=== INSTRUCTIONS TO FOLLOW ===
Retype the records below exactly as they appear.

=== RECORDS TO PROCESS ===
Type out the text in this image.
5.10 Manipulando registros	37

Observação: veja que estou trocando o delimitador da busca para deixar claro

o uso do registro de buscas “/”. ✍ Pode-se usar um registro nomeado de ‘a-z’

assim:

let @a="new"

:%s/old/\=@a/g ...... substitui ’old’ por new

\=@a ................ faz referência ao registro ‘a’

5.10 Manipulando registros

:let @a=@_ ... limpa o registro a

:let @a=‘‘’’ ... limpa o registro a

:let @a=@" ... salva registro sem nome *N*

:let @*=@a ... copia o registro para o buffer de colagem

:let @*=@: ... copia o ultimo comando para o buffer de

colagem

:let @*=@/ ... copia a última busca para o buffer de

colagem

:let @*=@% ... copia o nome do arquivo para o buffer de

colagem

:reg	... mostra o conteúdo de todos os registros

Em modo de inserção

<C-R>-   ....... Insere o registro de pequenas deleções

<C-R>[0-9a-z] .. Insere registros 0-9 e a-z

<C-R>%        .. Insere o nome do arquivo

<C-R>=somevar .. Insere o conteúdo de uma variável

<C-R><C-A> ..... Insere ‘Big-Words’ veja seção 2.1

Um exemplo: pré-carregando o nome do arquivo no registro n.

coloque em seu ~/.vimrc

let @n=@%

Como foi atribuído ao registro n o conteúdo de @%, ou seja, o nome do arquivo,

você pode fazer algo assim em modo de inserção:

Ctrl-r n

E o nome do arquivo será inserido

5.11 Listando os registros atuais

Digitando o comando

=== WRITTEN RESPONSE ===
Type out the text in this image.
5.10 Manipulando registros	37

Observação: veja que estou trocando o delimitador da busca para deixar claro

o uso do registro de buscas “/”. ✍ Pode-se usar um registro nomeado de ‘a-z’

assim:

let @a="new"

:%s/old/\=@a/g ...... substitui ’old’ por new

\=@a ................ faz referência ao registro ‘a’

5.10 Manipulando registros

:let @a=@_ ... limpa o registro a

:let @a=‘‘’’ ... limpa o registro a

:let @a=@" ... salva registro sem nome *N*

:let @*=@a ... copia o registro para o buffer de colagem

:let @*=@: ... copia o ultimo comando para o buffer de

colagem

:let @*=@/ ... copia a última busca para o buffer de

colagem

:let @*=@% ... copia o nome do arquivo para o buffer de

colagem

:reg	... mostra o conteúdo de todos os registros

Em modo de inserção

<C-R>-   ....... Insere o registro de pequenas deleções

<C-R>[0-9a-z] .. Insere registros 0-9 e a-z

<C-R>%        .. Insere o nome do arquivo

<C-R>=somevar .. Insere o conteúdo de uma variável

<C-R><C-A> ..... Insere ‘Big-Words’ veja seção 2.1

Um exemplo: pré-carregando o nome do arquivo no registro n.

coloque em seu ~/.vimrc

let @n=@%

Como foi atribuído ao registro n o conteúdo de @%, ou seja, o nome do arquivo,

você pode fazer algo assim em modo de inserção:

Ctrl-r n

E o nome do arquivo será inserido

5.11 Listando os registros atuais

Digitando o comando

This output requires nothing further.